====== Input material
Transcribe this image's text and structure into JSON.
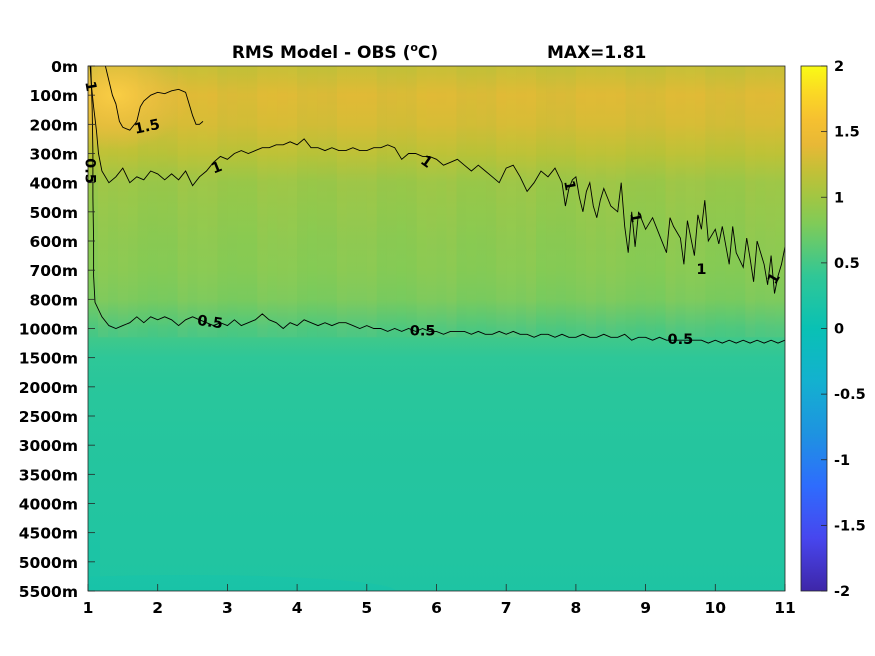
{
  "chart_data": {
    "type": "heatmap",
    "title": "RMS Model - OBS (°C)",
    "title_parts": {
      "main": "RMS Model - OBS (",
      "superscript": "o",
      "unit_end": "C)"
    },
    "annotation": "MAX=1.81",
    "max_value": 1.81,
    "x_ticks": [
      "1",
      "2",
      "3",
      "4",
      "5",
      "6",
      "7",
      "8",
      "9",
      "10",
      "11"
    ],
    "x_range": [
      1,
      11
    ],
    "y_ticks": [
      "0m",
      "100m",
      "200m",
      "300m",
      "400m",
      "500m",
      "600m",
      "700m",
      "800m",
      "1000m",
      "1500m",
      "2000m",
      "2500m",
      "3000m",
      "3500m",
      "4000m",
      "4500m",
      "5000m",
      "5500m"
    ],
    "y_orientation": "depth increasing downward",
    "colorbar": {
      "colormap": "parula",
      "range": [
        -2,
        2
      ],
      "ticks": [
        "2",
        "1.5",
        "1",
        "0.5",
        "0",
        "-0.5",
        "-1",
        "-1.5",
        "-2"
      ]
    },
    "contour_levels": [
      "1.5",
      "1",
      "0.5"
    ],
    "contour_labels": [
      {
        "text": "1",
        "x": 1.03,
        "depth_level": 0.7,
        "rotate": 80
      },
      {
        "text": "1.5",
        "x": 1.85,
        "depth_level": 2.1,
        "rotate": -12
      },
      {
        "text": "0.5",
        "x": 1.02,
        "depth_level": 3.6,
        "rotate": 90
      },
      {
        "text": "1",
        "x": 2.85,
        "depth_level": 3.5,
        "rotate": -22
      },
      {
        "text": "1",
        "x": 5.85,
        "depth_level": 3.3,
        "rotate": 35
      },
      {
        "text": "1",
        "x": 7.9,
        "depth_level": 4.1,
        "rotate": 80
      },
      {
        "text": "1",
        "x": 8.85,
        "depth_level": 5.2,
        "rotate": 80
      },
      {
        "text": "1",
        "x": 9.8,
        "depth_level": 7.0,
        "rotate": 0
      },
      {
        "text": "1",
        "x": 10.85,
        "depth_level": 7.3,
        "rotate": -60
      },
      {
        "text": "0.5",
        "x": 2.75,
        "depth_level": 8.8,
        "rotate": 8
      },
      {
        "text": "0.5",
        "x": 5.8,
        "depth_level": 9.1,
        "rotate": 0
      },
      {
        "text": "0.5",
        "x": 9.5,
        "depth_level": 9.4,
        "rotate": 0
      }
    ],
    "contours": [
      {
        "level": "1.5",
        "points": [
          [
            1.25,
            0.0
          ],
          [
            1.3,
            0.5
          ],
          [
            1.35,
            1.0
          ],
          [
            1.4,
            1.3
          ],
          [
            1.45,
            1.9
          ],
          [
            1.5,
            2.1
          ],
          [
            1.6,
            2.2
          ],
          [
            1.7,
            1.9
          ],
          [
            1.75,
            1.4
          ],
          [
            1.8,
            1.2
          ],
          [
            1.9,
            1.0
          ],
          [
            2.0,
            0.9
          ],
          [
            2.1,
            0.95
          ],
          [
            2.2,
            0.85
          ],
          [
            2.3,
            0.8
          ],
          [
            2.4,
            0.9
          ],
          [
            2.45,
            1.3
          ],
          [
            2.5,
            1.7
          ],
          [
            2.55,
            2.0
          ],
          [
            2.6,
            2.0
          ],
          [
            2.65,
            1.9
          ]
        ]
      },
      {
        "level": "1",
        "points": [
          [
            1.03,
            0.0
          ],
          [
            1.05,
            0.7
          ],
          [
            1.08,
            1.4
          ],
          [
            1.12,
            2.2
          ],
          [
            1.15,
            3.0
          ],
          [
            1.2,
            3.6
          ],
          [
            1.3,
            4.0
          ],
          [
            1.4,
            3.8
          ],
          [
            1.5,
            3.5
          ],
          [
            1.6,
            4.0
          ],
          [
            1.7,
            3.8
          ],
          [
            1.8,
            3.9
          ],
          [
            1.9,
            3.6
          ],
          [
            2.0,
            3.7
          ],
          [
            2.1,
            3.9
          ],
          [
            2.2,
            3.7
          ],
          [
            2.3,
            3.9
          ],
          [
            2.4,
            3.6
          ],
          [
            2.5,
            4.1
          ],
          [
            2.6,
            3.8
          ],
          [
            2.7,
            3.6
          ],
          [
            2.8,
            3.3
          ],
          [
            2.9,
            3.1
          ],
          [
            3.0,
            3.2
          ],
          [
            3.1,
            3.0
          ],
          [
            3.2,
            2.9
          ],
          [
            3.3,
            3.0
          ],
          [
            3.4,
            2.9
          ],
          [
            3.5,
            2.8
          ],
          [
            3.6,
            2.8
          ],
          [
            3.7,
            2.7
          ],
          [
            3.8,
            2.7
          ],
          [
            3.9,
            2.6
          ],
          [
            4.0,
            2.7
          ],
          [
            4.1,
            2.5
          ],
          [
            4.2,
            2.8
          ],
          [
            4.3,
            2.8
          ],
          [
            4.4,
            2.9
          ],
          [
            4.5,
            2.8
          ],
          [
            4.6,
            2.9
          ],
          [
            4.7,
            2.9
          ],
          [
            4.8,
            2.8
          ],
          [
            4.9,
            2.9
          ],
          [
            5.0,
            2.9
          ],
          [
            5.1,
            2.8
          ],
          [
            5.2,
            2.8
          ],
          [
            5.3,
            2.7
          ],
          [
            5.4,
            2.8
          ],
          [
            5.5,
            3.2
          ],
          [
            5.6,
            3.0
          ],
          [
            5.7,
            3.0
          ],
          [
            5.8,
            3.1
          ],
          [
            5.9,
            3.1
          ],
          [
            6.0,
            3.2
          ],
          [
            6.1,
            3.4
          ],
          [
            6.2,
            3.3
          ],
          [
            6.3,
            3.2
          ],
          [
            6.4,
            3.4
          ],
          [
            6.5,
            3.6
          ],
          [
            6.6,
            3.4
          ],
          [
            6.7,
            3.6
          ],
          [
            6.8,
            3.8
          ],
          [
            6.9,
            4.0
          ],
          [
            7.0,
            3.5
          ],
          [
            7.1,
            3.4
          ],
          [
            7.2,
            3.8
          ],
          [
            7.3,
            4.3
          ],
          [
            7.4,
            4.0
          ],
          [
            7.5,
            3.6
          ],
          [
            7.6,
            3.8
          ],
          [
            7.7,
            3.5
          ],
          [
            7.8,
            4.0
          ],
          [
            7.85,
            4.8
          ],
          [
            7.9,
            4.2
          ],
          [
            7.95,
            3.9
          ],
          [
            8.0,
            3.8
          ],
          [
            8.05,
            4.5
          ],
          [
            8.1,
            5.0
          ],
          [
            8.15,
            4.3
          ],
          [
            8.2,
            4.0
          ],
          [
            8.25,
            4.8
          ],
          [
            8.3,
            5.2
          ],
          [
            8.35,
            4.6
          ],
          [
            8.4,
            4.2
          ],
          [
            8.5,
            4.8
          ],
          [
            8.6,
            5.0
          ],
          [
            8.65,
            4.0
          ],
          [
            8.7,
            5.5
          ],
          [
            8.75,
            6.4
          ],
          [
            8.8,
            5.0
          ],
          [
            8.85,
            6.2
          ],
          [
            8.9,
            5.0
          ],
          [
            8.95,
            5.3
          ],
          [
            9.0,
            5.6
          ],
          [
            9.1,
            5.2
          ],
          [
            9.2,
            5.8
          ],
          [
            9.3,
            6.4
          ],
          [
            9.35,
            5.2
          ],
          [
            9.4,
            5.5
          ],
          [
            9.5,
            5.9
          ],
          [
            9.55,
            6.8
          ],
          [
            9.6,
            5.3
          ],
          [
            9.7,
            6.5
          ],
          [
            9.75,
            5.1
          ],
          [
            9.8,
            5.6
          ],
          [
            9.85,
            4.6
          ],
          [
            9.9,
            6.0
          ],
          [
            10.0,
            5.6
          ],
          [
            10.05,
            6.1
          ],
          [
            10.1,
            5.5
          ],
          [
            10.2,
            6.8
          ],
          [
            10.25,
            5.5
          ],
          [
            10.3,
            6.4
          ],
          [
            10.4,
            6.9
          ],
          [
            10.45,
            5.9
          ],
          [
            10.5,
            6.6
          ],
          [
            10.55,
            7.4
          ],
          [
            10.6,
            6.0
          ],
          [
            10.7,
            6.8
          ],
          [
            10.75,
            7.5
          ],
          [
            10.8,
            6.5
          ],
          [
            10.85,
            7.8
          ],
          [
            10.9,
            7.2
          ],
          [
            10.95,
            6.8
          ],
          [
            11.0,
            6.2
          ]
        ]
      },
      {
        "level": "0.5",
        "points": [
          [
            1.04,
            0.0
          ],
          [
            1.06,
            1.5
          ],
          [
            1.07,
            3.0
          ],
          [
            1.07,
            4.5
          ],
          [
            1.08,
            6.0
          ],
          [
            1.08,
            7.2
          ],
          [
            1.1,
            8.1
          ],
          [
            1.2,
            8.6
          ],
          [
            1.3,
            8.9
          ],
          [
            1.4,
            9.0
          ],
          [
            1.5,
            8.9
          ],
          [
            1.6,
            8.8
          ],
          [
            1.7,
            8.6
          ],
          [
            1.8,
            8.8
          ],
          [
            1.9,
            8.6
          ],
          [
            2.0,
            8.7
          ],
          [
            2.1,
            8.6
          ],
          [
            2.2,
            8.7
          ],
          [
            2.3,
            8.9
          ],
          [
            2.4,
            8.7
          ],
          [
            2.5,
            8.6
          ],
          [
            2.6,
            8.7
          ],
          [
            2.7,
            8.8
          ],
          [
            2.8,
            8.9
          ],
          [
            2.9,
            8.8
          ],
          [
            3.0,
            8.9
          ],
          [
            3.1,
            8.7
          ],
          [
            3.2,
            8.9
          ],
          [
            3.3,
            8.8
          ],
          [
            3.4,
            8.7
          ],
          [
            3.5,
            8.5
          ],
          [
            3.6,
            8.7
          ],
          [
            3.7,
            8.8
          ],
          [
            3.8,
            9.0
          ],
          [
            3.9,
            8.8
          ],
          [
            4.0,
            8.9
          ],
          [
            4.1,
            8.7
          ],
          [
            4.2,
            8.8
          ],
          [
            4.3,
            8.9
          ],
          [
            4.4,
            8.8
          ],
          [
            4.5,
            8.9
          ],
          [
            4.6,
            8.8
          ],
          [
            4.7,
            8.8
          ],
          [
            4.8,
            8.9
          ],
          [
            4.9,
            9.0
          ],
          [
            5.0,
            8.9
          ],
          [
            5.1,
            9.0
          ],
          [
            5.2,
            9.0
          ],
          [
            5.3,
            9.1
          ],
          [
            5.4,
            9.0
          ],
          [
            5.5,
            9.1
          ],
          [
            5.6,
            9.0
          ],
          [
            5.7,
            9.1
          ],
          [
            5.8,
            9.0
          ],
          [
            5.9,
            9.1
          ],
          [
            6.0,
            9.1
          ],
          [
            6.1,
            9.2
          ],
          [
            6.2,
            9.1
          ],
          [
            6.3,
            9.1
          ],
          [
            6.4,
            9.1
          ],
          [
            6.5,
            9.2
          ],
          [
            6.6,
            9.1
          ],
          [
            6.7,
            9.2
          ],
          [
            6.8,
            9.2
          ],
          [
            6.9,
            9.1
          ],
          [
            7.0,
            9.2
          ],
          [
            7.1,
            9.1
          ],
          [
            7.2,
            9.2
          ],
          [
            7.3,
            9.2
          ],
          [
            7.4,
            9.3
          ],
          [
            7.5,
            9.2
          ],
          [
            7.6,
            9.2
          ],
          [
            7.7,
            9.3
          ],
          [
            7.8,
            9.2
          ],
          [
            7.9,
            9.3
          ],
          [
            8.0,
            9.3
          ],
          [
            8.1,
            9.2
          ],
          [
            8.2,
            9.3
          ],
          [
            8.3,
            9.3
          ],
          [
            8.4,
            9.2
          ],
          [
            8.5,
            9.3
          ],
          [
            8.6,
            9.3
          ],
          [
            8.7,
            9.2
          ],
          [
            8.8,
            9.4
          ],
          [
            8.9,
            9.3
          ],
          [
            9.0,
            9.3
          ],
          [
            9.1,
            9.4
          ],
          [
            9.2,
            9.3
          ],
          [
            9.3,
            9.4
          ],
          [
            9.4,
            9.4
          ],
          [
            9.5,
            9.4
          ],
          [
            9.6,
            9.4
          ],
          [
            9.7,
            9.4
          ],
          [
            9.8,
            9.4
          ],
          [
            9.9,
            9.5
          ],
          [
            10.0,
            9.4
          ],
          [
            10.1,
            9.5
          ],
          [
            10.2,
            9.4
          ],
          [
            10.3,
            9.5
          ],
          [
            10.4,
            9.4
          ],
          [
            10.5,
            9.5
          ],
          [
            10.6,
            9.4
          ],
          [
            10.7,
            9.5
          ],
          [
            10.8,
            9.4
          ],
          [
            10.9,
            9.5
          ],
          [
            11.0,
            9.4
          ]
        ]
      }
    ],
    "field_depth_profile": [
      {
        "depth": "0m",
        "value": 1.2
      },
      {
        "depth": "100m",
        "value": 1.35
      },
      {
        "depth": "200m",
        "value": 1.3
      },
      {
        "depth": "300m",
        "value": 1.15
      },
      {
        "depth": "400m",
        "value": 0.95
      },
      {
        "depth": "500m",
        "value": 0.9
      },
      {
        "depth": "600m",
        "value": 0.85
      },
      {
        "depth": "700m",
        "value": 0.82
      },
      {
        "depth": "800m",
        "value": 0.75
      },
      {
        "depth": "1000m",
        "value": 0.52
      },
      {
        "depth": "1500m",
        "value": 0.38
      },
      {
        "depth": "2000m",
        "value": 0.33
      },
      {
        "depth": "2500m",
        "value": 0.31
      },
      {
        "depth": "3000m",
        "value": 0.29
      },
      {
        "depth": "3500m",
        "value": 0.28
      },
      {
        "depth": "4000m",
        "value": 0.27
      },
      {
        "depth": "4500m",
        "value": 0.26
      },
      {
        "depth": "5000m",
        "value": 0.25
      },
      {
        "depth": "5500m",
        "value": 0.22
      }
    ],
    "hotspot": {
      "x": 1.4,
      "depth_level": 1.0,
      "value": 1.81
    }
  }
}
============
● **Your task**
Check each line of the records for the word "Model" and extract those that contain it.

● **The reply**
    "title": "RMS Model - OBS (°C)",
      "main": "RMS Model - OBS (",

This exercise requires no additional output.